> [What you will do]: Write out all of the entries exactly as given.

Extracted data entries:
** Start **

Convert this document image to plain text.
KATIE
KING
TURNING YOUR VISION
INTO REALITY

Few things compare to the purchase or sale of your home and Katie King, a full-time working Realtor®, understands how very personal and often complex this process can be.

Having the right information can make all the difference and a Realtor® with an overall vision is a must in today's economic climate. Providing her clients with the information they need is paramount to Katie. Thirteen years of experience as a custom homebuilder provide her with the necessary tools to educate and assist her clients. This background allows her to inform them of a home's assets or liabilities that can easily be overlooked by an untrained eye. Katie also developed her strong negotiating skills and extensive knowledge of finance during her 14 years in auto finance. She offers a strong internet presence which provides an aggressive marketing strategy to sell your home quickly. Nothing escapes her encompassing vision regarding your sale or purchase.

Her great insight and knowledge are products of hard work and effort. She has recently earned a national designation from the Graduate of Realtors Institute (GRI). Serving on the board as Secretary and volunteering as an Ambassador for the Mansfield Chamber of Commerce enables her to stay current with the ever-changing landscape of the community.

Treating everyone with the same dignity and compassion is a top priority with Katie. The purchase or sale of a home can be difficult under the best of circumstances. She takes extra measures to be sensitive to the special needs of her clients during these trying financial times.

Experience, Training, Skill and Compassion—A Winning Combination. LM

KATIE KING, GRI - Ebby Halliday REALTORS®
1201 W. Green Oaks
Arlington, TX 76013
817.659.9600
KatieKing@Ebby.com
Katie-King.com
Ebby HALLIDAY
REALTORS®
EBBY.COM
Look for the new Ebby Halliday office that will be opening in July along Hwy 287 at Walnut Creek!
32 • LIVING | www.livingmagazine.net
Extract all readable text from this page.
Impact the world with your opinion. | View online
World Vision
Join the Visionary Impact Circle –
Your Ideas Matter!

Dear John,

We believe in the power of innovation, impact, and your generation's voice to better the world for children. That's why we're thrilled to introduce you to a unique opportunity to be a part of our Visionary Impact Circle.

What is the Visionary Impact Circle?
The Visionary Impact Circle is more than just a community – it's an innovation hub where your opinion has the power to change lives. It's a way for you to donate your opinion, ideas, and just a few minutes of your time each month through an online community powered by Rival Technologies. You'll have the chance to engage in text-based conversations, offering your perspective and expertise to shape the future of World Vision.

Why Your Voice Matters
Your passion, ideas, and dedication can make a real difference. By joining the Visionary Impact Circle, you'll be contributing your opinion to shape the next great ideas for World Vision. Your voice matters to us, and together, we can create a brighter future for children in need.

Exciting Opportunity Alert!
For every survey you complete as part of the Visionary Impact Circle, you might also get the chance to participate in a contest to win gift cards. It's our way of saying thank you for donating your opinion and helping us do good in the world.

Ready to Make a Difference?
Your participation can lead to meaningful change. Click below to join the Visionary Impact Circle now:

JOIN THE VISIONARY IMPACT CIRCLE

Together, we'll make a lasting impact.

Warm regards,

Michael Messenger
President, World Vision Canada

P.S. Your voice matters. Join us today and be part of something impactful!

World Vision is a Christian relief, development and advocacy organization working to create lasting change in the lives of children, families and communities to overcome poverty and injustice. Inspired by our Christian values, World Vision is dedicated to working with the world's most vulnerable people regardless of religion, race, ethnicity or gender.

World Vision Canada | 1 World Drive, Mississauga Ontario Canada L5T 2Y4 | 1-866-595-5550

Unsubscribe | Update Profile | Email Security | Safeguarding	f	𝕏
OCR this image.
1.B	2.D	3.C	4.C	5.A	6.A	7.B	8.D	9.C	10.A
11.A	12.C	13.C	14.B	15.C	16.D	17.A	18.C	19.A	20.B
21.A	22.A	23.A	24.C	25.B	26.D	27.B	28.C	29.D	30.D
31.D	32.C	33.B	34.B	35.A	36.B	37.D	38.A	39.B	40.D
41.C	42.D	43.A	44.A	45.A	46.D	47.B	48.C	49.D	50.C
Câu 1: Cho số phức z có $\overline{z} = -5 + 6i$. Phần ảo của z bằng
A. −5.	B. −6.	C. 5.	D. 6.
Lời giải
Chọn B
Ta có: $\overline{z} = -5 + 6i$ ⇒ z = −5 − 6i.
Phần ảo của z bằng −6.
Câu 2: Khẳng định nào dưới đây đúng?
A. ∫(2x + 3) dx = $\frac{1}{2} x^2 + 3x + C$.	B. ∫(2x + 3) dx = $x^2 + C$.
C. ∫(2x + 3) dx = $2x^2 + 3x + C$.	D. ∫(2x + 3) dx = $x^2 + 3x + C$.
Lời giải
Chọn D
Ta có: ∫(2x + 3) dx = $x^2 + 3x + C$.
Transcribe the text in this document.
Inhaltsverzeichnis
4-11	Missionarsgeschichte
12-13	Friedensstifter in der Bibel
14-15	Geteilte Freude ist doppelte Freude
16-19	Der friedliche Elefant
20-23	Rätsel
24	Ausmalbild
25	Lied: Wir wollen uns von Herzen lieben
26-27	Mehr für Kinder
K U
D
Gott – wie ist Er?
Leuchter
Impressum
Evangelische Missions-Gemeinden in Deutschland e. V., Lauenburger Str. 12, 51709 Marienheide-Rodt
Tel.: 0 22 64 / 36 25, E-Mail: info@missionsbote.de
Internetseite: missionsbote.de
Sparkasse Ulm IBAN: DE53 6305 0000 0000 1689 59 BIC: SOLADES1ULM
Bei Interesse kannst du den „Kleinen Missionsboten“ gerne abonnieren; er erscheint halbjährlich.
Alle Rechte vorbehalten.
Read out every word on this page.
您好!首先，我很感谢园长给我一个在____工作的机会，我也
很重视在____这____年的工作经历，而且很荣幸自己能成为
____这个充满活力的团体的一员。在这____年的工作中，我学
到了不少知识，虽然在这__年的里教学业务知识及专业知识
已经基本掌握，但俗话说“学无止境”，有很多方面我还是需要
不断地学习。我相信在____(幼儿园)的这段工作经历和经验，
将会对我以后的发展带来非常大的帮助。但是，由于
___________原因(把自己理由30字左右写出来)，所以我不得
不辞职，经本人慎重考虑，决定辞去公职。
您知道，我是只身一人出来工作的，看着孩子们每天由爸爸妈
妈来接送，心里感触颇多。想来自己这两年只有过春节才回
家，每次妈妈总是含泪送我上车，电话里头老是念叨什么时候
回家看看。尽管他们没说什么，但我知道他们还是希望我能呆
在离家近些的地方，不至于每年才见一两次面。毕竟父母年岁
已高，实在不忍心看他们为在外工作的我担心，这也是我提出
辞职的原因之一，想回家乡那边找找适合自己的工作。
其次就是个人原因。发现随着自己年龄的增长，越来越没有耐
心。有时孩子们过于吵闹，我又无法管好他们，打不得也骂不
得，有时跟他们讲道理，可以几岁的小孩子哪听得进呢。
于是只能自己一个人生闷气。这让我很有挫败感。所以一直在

** End **

> [Solved exercise]:
Convert this document image to plain text.
KATIE
KING
TURNING YOUR VISION
INTO REALITY

Few things compare to the purchase or sale of your home and Katie King, a full-time working Realtor®, understands how very personal and often complex this process can be.

Having the right information can make all the difference and a Realtor® with an overall vision is a must in today's economic climate. Providing her clients with the information they need is paramount to Katie. Thirteen years of experience as a custom homebuilder provide her with the necessary tools to educate and assist her clients. This background allows her to inform them of a home's assets or liabilities that can easily be overlooked by an untrained eye. Katie also developed her strong negotiating skills and extensive knowledge of finance during her 14 years in auto finance. She offers a strong internet presence which provides an aggressive marketing strategy to sell your home quickly. Nothing escapes her encompassing vision regarding your sale or purchase.

Her great insight and knowledge are products of hard work and effort. She has recently earned a national designation from the Graduate of Realtors Institute (GRI). Serving on the board as Secretary and volunteering as an Ambassador for the Mansfield Chamber of Commerce enables her to stay current with the ever-changing landscape of the community.

Treating everyone with the same dignity and compassion is a top priority with Katie. The purchase or sale of a home can be difficult under the best of circumstances. She takes extra measures to be sensitive to the special needs of her clients during these trying financial times.

Experience, Training, Skill and Compassion—A Winning Combination. LM

KATIE KING, GRI - Ebby Halliday REALTORS®
1201 W. Green Oaks
Arlington, TX 76013
817.659.9600
KatieKing@Ebby.com
Katie-King.com
Ebby HALLIDAY
REALTORS®
EBBY.COM
Look for the new Ebby Halliday office that will be opening in July along Hwy 287 at Walnut Creek!
32 • LIVING | www.livingmagazine.net
Extract all readable text from this page.
Impact the world with your opinion. | View online
World Vision
Join the Visionary Impact Circle –
Your Ideas Matter!

Dear John,

We believe in the power of innovation, impact, and your generation's voice to better the world for children. That's why we're thrilled to introduce you to a unique opportunity to be a part of our Visionary Impact Circle.

What is the Visionary Impact Circle?
The Visionary Impact Circle is more than just a community – it's an innovation hub where your opinion has the power to change lives. It's a way for you to donate your opinion, ideas, and just a few minutes of your time each month through an online community powered by Rival Technologies. You'll have the chance to engage in text-based conversations, offering your perspective and expertise to shape the future of World Vision.

Why Your Voice Matters
Your passion, ideas, and dedication can make a real difference. By joining the Visionary Impact Circle, you'll be contributing your opinion to shape the next great ideas for World Vision. Your voice matters to us, and together, we can create a brighter future for children in need.

Exciting Opportunity Alert!
For every survey you complete as part of the Visionary Impact Circle, you might also get the chance to participate in a contest to win gift cards. It's our way of saying thank you for donating your opinion and helping us do good in the world.

Ready to Make a Difference?
Your participation can lead to meaningful change. Click below to join the Visionary Impact Circle now:

JOIN THE VISIONARY IMPACT CIRCLE

Together, we'll make a lasting impact.

Warm regards,

Michael Messenger
President, World Vision Canada

P.S. Your voice matters. Join us today and be part of something impactful!

World Vision is a Christian relief, development and advocacy organization working to create lasting change in the lives of children, families and communities to overcome poverty and injustice. Inspired by our Christian values, World Vision is dedicated to working with the world's most vulnerable people regardless of religion, race, ethnicity or gender.

World Vision Canada | 1 World Drive, Mississauga Ontario Canada L5T 2Y4 | 1-866-595-5550

Unsubscribe | Update Profile | Email Security | Safeguarding	f	𝕏
OCR this image.
1.B	2.D	3.C	4.C	5.A	6.A	7.B	8.D	9.C	10.A
11.A	12.C	13.C	14.B	15.C	16.D	17.A	18.C	19.A	20.B
21.A	22.A	23.A	24.C	25.B	26.D	27.B	28.C	29.D	30.D
31.D	32.C	33.B	34.B	35.A	36.B	37.D	38.A	39.B	40.D
41.C	42.D	43.A	44.A	45.A	46.D	47.B	48.C	49.D	50.C
Câu 1: Cho số phức z có $\overline{z} = -5 + 6i$. Phần ảo của z bằng
A. −5.	B. −6.	C. 5.	D. 6.
Lời giải
Chọn B
Ta có: $\overline{z} = -5 + 6i$ ⇒ z = −5 − 6i.
Phần ảo của z bằng −6.
Câu 2: Khẳng định nào dưới đây đúng?
A. ∫(2x + 3) dx = $\frac{1}{2} x^2 + 3x + C$.	B. ∫(2x + 3) dx = $x^2 + C$.
C. ∫(2x + 3) dx = $2x^2 + 3x + C$.	D. ∫(2x + 3) dx = $x^2 + 3x + C$.
Lời giải
Chọn D
Ta có: ∫(2x + 3) dx = $x^2 + 3x + C$.
Transcribe the text in this document.
Inhaltsverzeichnis
4-11	Missionarsgeschichte
12-13	Friedensstifter in der Bibel
14-15	Geteilte Freude ist doppelte Freude
16-19	Der friedliche Elefant
20-23	Rätsel
24	Ausmalbild
25	Lied: Wir wollen uns von Herzen lieben
26-27	Mehr für Kinder
K U
D
Gott – wie ist Er?
Leuchter
Impressum
Evangelische Missions-Gemeinden in Deutschland e. V., Lauenburger Str. 12, 51709 Marienheide-Rodt
Tel.: 0 22 64 / 36 25, E-Mail: info@missionsbote.de
Internetseite: missionsbote.de
Sparkasse Ulm IBAN: DE53 6305 0000 0000 1689 59 BIC: SOLADES1ULM
Bei Interesse kannst du den „Kleinen Missionsboten“ gerne abonnieren; er erscheint halbjährlich.
Alle Rechte vorbehalten.
Read out every word on this page.
您好!首先，我很感谢园长给我一个在____工作的机会，我也
很重视在____这____年的工作经历，而且很荣幸自己能成为
____这个充满活力的团体的一员。在这____年的工作中，我学
到了不少知识，虽然在这__年的里教学业务知识及专业知识
已经基本掌握，但俗话说“学无止境”，有很多方面我还是需要
不断地学习。我相信在____(幼儿园)的这段工作经历和经验，
将会对我以后的发展带来非常大的帮助。但是，由于
___________原因(把自己理由30字左右写出来)，所以我不得
不辞职，经本人慎重考虑，决定辞去公职。
您知道，我是只身一人出来工作的，看着孩子们每天由爸爸妈
妈来接送，心里感触颇多。想来自己这两年只有过春节才回
家，每次妈妈总是含泪送我上车，电话里头老是念叨什么时候
回家看看。尽管他们没说什么，但我知道他们还是希望我能呆
在离家近些的地方，不至于每年才见一两次面。毕竟父母年岁
已高，实在不忍心看他们为在外工作的我担心，这也是我提出
辞职的原因之一，想回家乡那边找找适合自己的工作。
其次就是个人原因。发现随着自己年龄的增长，越来越没有耐
心。有时孩子们过于吵闹，我又无法管好他们，打不得也骂不
得，有时跟他们讲道理，可以几岁的小孩子哪听得进呢。
于是只能自己一个人生闷气。这让我很有挫败感。所以一直在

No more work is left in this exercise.